Saved entries:

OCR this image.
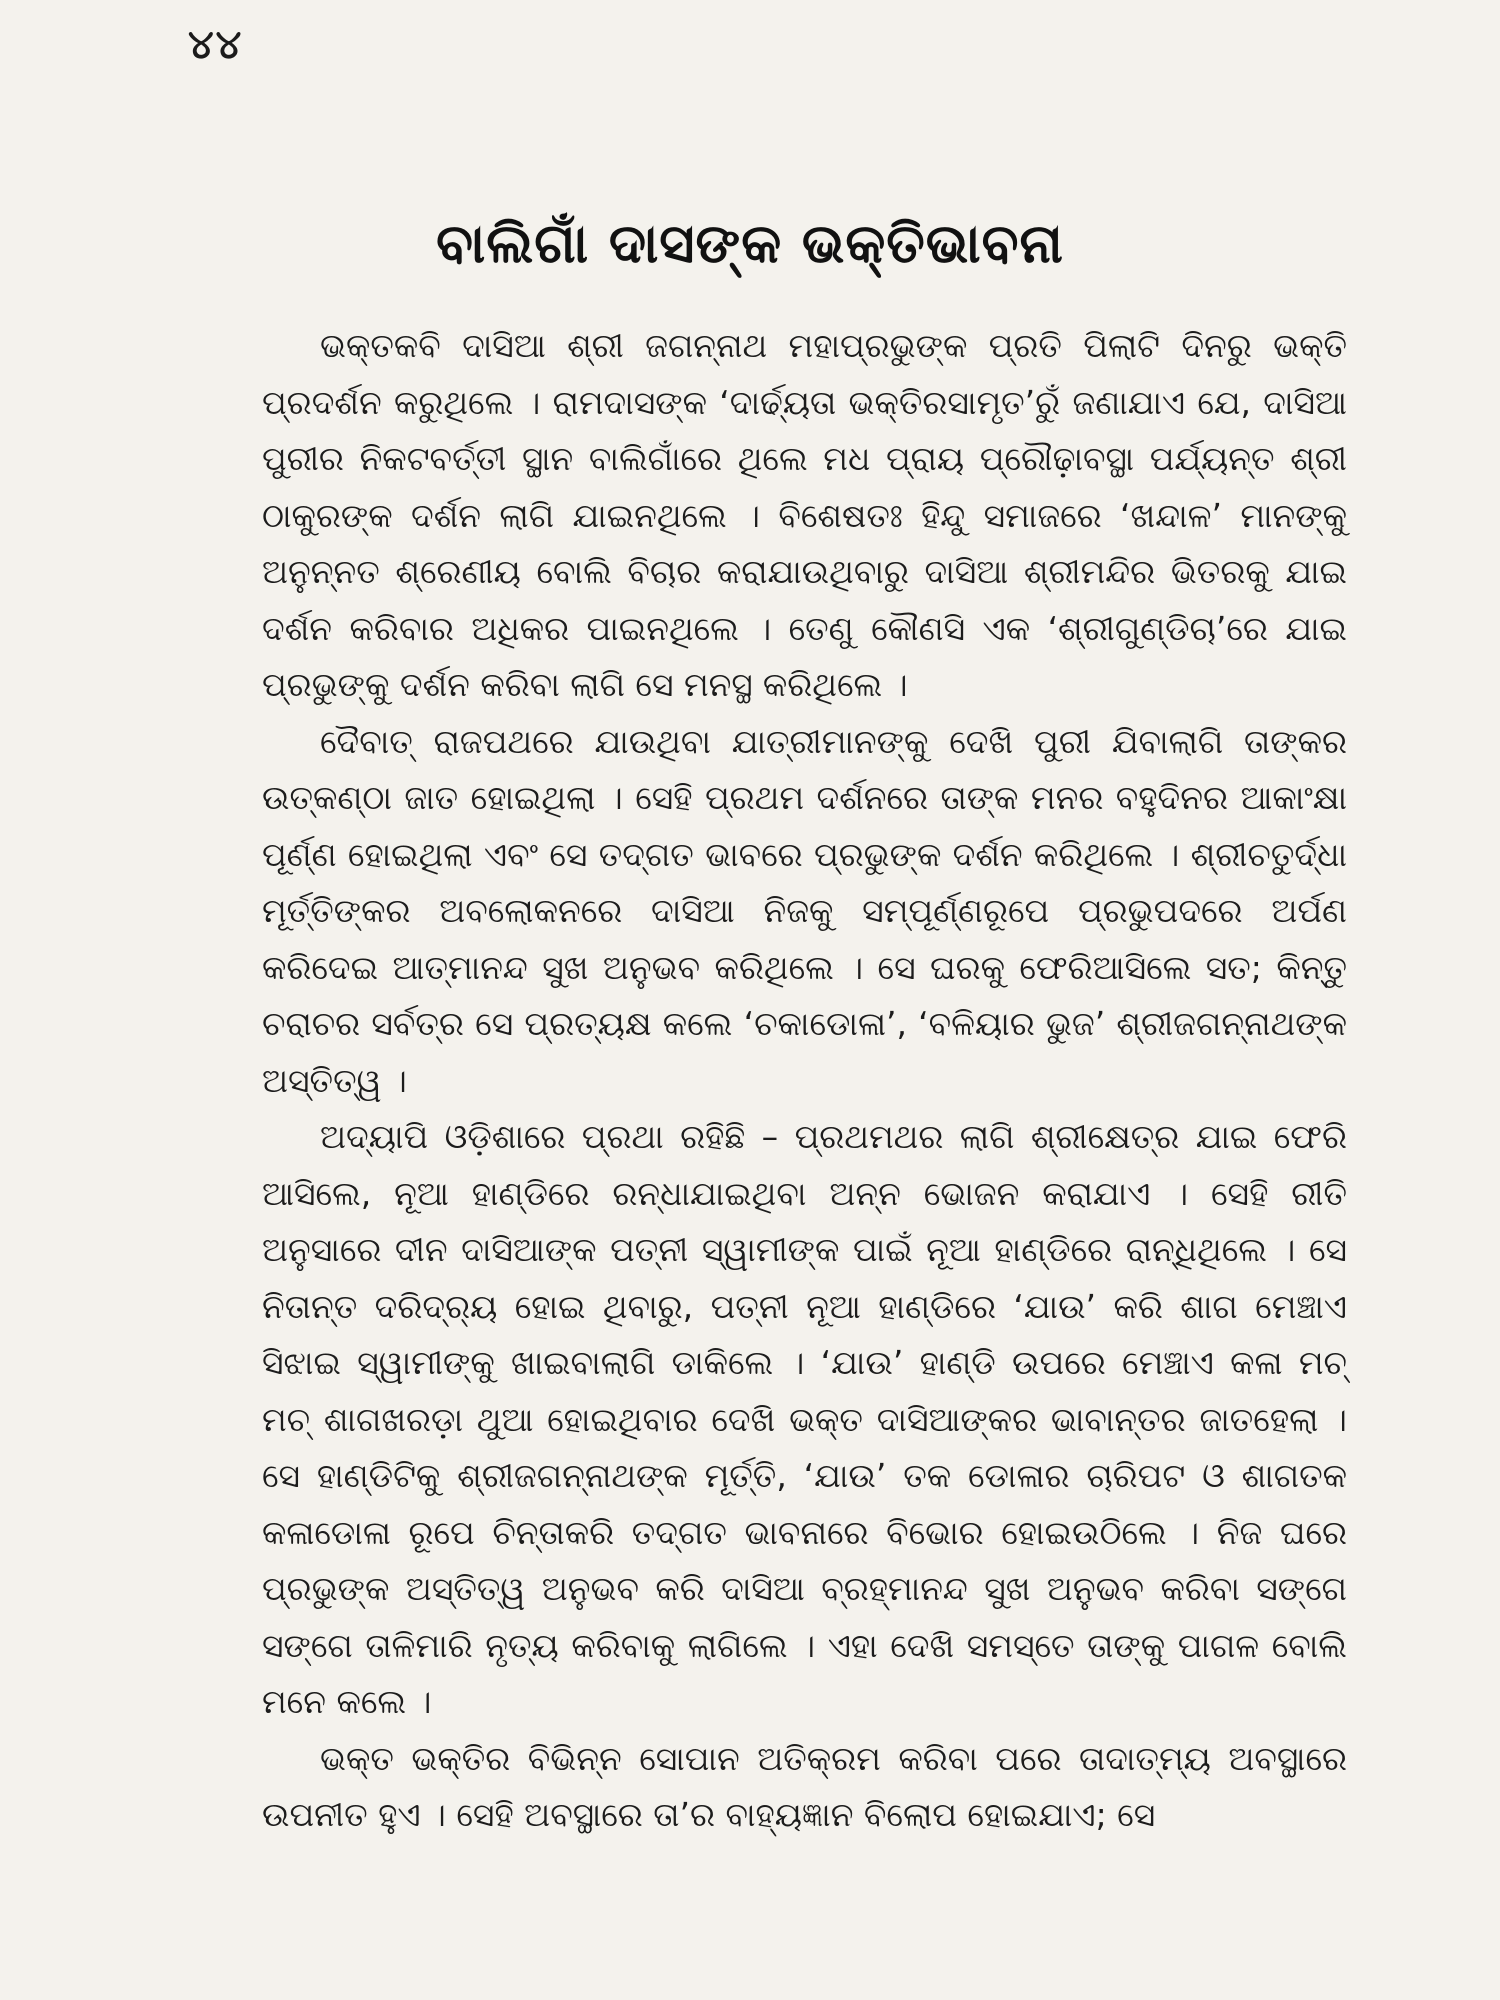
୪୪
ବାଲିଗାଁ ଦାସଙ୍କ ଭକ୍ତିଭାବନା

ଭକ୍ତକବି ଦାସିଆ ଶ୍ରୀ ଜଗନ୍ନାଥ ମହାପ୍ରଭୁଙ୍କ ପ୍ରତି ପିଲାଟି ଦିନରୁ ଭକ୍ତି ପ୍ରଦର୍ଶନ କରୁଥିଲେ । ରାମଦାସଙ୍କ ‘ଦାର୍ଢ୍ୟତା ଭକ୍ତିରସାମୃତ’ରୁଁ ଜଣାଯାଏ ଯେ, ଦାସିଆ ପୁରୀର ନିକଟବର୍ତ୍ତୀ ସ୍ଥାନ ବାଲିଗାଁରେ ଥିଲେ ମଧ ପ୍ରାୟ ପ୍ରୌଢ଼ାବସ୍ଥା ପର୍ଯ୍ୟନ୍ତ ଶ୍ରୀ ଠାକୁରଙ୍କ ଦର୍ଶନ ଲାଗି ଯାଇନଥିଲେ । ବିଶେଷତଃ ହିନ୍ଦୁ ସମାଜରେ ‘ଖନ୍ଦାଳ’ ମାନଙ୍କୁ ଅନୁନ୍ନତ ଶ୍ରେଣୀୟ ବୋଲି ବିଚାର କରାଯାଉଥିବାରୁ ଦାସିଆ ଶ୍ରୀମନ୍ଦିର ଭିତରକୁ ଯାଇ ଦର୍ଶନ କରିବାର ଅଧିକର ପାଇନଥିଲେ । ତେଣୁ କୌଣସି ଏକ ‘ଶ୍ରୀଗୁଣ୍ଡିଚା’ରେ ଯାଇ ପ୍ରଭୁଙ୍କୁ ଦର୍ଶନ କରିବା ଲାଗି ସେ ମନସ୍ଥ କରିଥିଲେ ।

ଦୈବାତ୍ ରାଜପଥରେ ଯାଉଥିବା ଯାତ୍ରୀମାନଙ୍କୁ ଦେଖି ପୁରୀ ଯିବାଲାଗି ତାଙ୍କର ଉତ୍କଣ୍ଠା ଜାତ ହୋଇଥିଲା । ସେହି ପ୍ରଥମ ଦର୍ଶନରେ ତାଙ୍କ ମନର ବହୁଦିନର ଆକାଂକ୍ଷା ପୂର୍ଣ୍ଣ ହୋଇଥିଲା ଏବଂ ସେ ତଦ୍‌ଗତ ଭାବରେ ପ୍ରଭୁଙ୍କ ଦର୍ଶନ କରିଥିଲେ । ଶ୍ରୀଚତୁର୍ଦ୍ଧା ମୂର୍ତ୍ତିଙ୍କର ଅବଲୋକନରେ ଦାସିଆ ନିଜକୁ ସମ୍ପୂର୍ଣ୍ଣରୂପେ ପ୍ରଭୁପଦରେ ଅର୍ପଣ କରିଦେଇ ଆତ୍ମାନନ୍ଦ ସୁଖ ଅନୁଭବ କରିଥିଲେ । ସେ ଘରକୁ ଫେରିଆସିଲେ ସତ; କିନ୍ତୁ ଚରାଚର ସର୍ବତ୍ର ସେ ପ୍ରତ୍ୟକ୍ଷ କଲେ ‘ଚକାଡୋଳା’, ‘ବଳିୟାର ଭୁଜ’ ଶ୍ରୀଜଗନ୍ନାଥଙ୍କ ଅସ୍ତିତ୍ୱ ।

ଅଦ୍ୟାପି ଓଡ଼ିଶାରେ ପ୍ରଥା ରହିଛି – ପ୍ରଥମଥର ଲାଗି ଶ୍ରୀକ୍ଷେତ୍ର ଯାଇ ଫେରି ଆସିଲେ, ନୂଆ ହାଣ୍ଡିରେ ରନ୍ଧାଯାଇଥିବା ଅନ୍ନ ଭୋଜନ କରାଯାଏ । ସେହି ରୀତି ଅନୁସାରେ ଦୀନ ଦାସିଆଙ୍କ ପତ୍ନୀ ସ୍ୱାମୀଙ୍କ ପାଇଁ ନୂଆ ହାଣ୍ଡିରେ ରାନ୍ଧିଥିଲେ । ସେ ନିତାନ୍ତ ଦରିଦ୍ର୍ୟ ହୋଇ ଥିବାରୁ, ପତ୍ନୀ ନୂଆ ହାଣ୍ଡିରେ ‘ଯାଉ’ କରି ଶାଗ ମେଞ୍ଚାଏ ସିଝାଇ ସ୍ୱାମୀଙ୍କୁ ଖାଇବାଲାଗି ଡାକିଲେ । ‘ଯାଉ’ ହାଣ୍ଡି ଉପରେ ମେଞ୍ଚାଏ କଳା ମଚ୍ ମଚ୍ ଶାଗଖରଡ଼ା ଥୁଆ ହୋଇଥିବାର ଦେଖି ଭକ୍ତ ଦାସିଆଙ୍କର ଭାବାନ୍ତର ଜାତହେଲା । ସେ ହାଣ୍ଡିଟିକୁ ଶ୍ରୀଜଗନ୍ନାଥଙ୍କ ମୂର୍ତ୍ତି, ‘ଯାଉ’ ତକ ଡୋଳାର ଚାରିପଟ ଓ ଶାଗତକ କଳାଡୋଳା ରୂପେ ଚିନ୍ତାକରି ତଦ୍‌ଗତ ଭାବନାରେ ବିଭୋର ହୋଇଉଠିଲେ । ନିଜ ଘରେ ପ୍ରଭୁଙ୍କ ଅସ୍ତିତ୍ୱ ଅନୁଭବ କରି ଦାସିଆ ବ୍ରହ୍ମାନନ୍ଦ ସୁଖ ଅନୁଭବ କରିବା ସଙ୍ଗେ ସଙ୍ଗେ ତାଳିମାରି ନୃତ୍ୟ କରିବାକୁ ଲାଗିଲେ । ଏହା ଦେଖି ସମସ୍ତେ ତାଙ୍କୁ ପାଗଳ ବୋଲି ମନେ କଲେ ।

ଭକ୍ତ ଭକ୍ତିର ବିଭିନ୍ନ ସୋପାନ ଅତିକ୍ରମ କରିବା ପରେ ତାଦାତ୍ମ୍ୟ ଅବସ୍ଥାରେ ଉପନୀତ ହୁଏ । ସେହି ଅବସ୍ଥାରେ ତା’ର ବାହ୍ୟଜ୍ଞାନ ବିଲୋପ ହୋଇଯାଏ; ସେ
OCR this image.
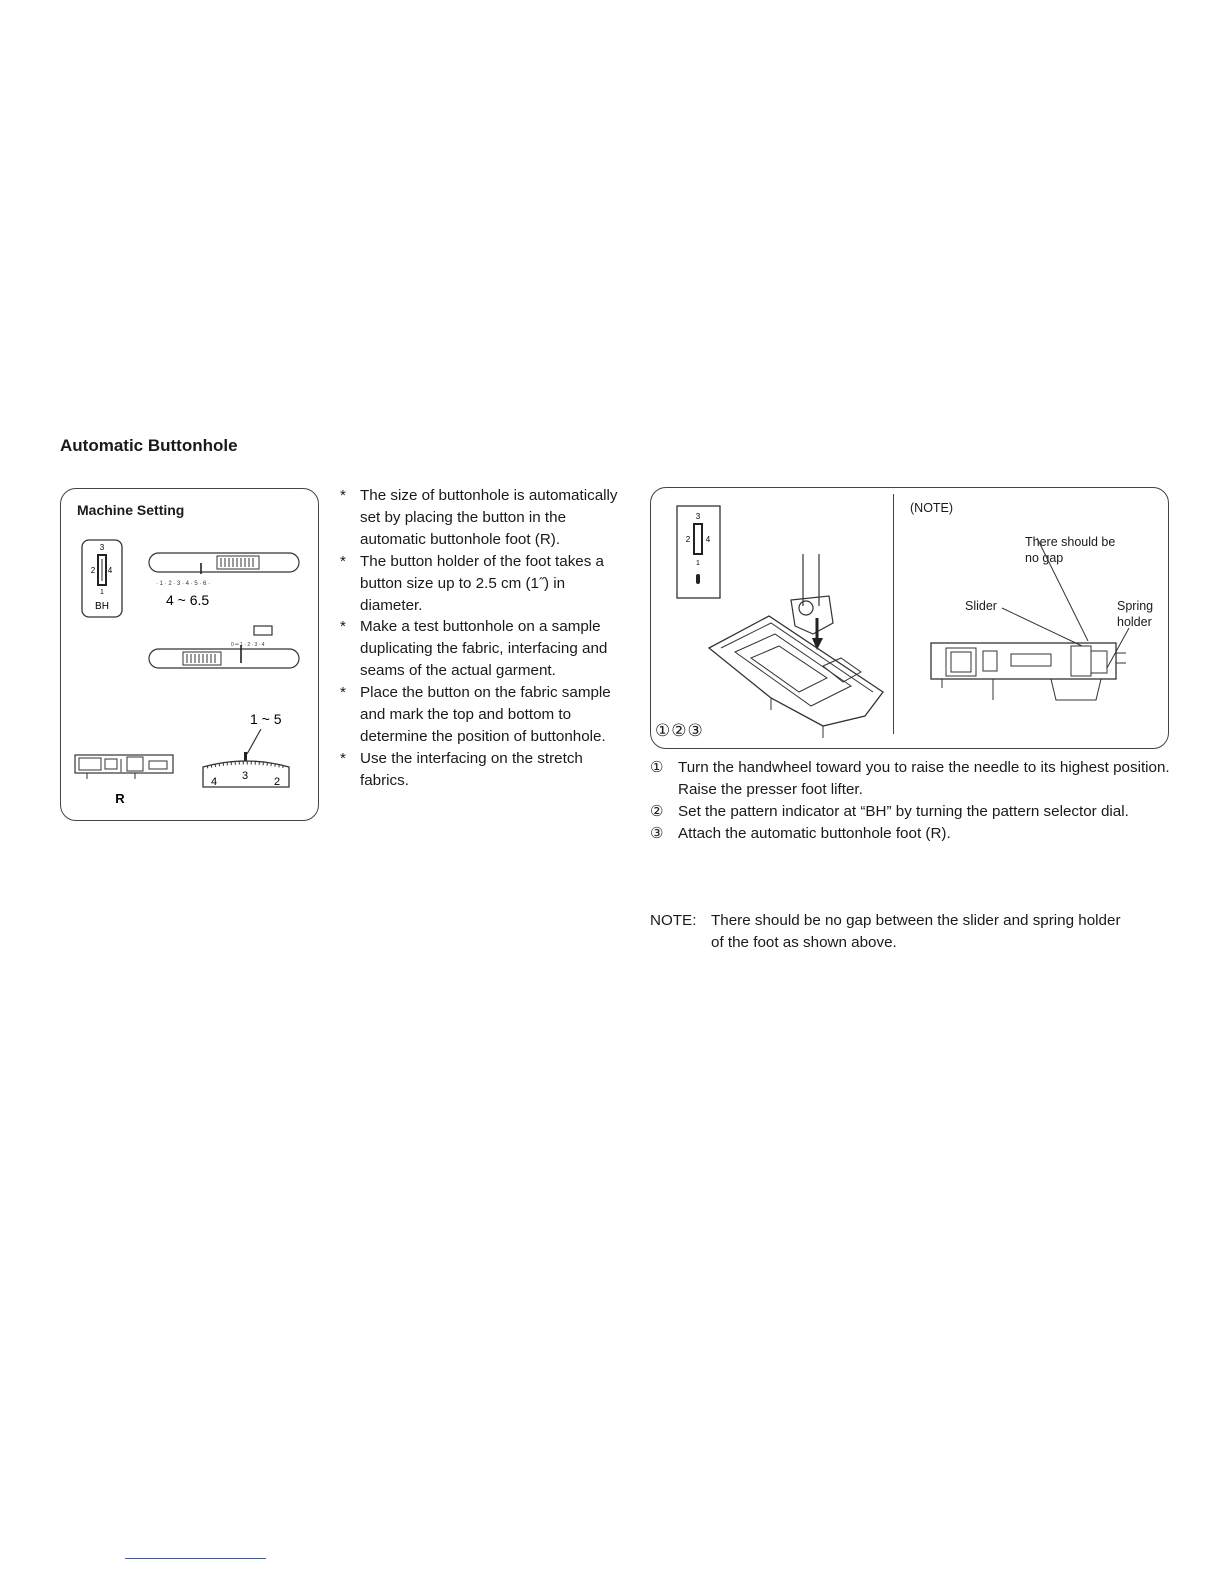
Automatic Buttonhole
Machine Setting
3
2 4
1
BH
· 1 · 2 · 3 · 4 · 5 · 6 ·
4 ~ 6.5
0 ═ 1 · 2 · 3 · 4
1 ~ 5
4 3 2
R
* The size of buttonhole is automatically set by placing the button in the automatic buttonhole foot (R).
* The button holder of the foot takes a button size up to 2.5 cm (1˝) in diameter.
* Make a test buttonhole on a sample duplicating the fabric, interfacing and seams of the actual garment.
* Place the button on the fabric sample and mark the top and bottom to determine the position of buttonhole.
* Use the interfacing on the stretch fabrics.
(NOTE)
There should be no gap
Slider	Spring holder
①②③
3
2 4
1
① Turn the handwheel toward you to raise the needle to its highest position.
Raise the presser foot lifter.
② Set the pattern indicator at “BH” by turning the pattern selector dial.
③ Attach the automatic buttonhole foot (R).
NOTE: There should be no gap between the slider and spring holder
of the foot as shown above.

To do:
Each line that holds the string "foot" counts once; give the total and nothing else.

The output:
5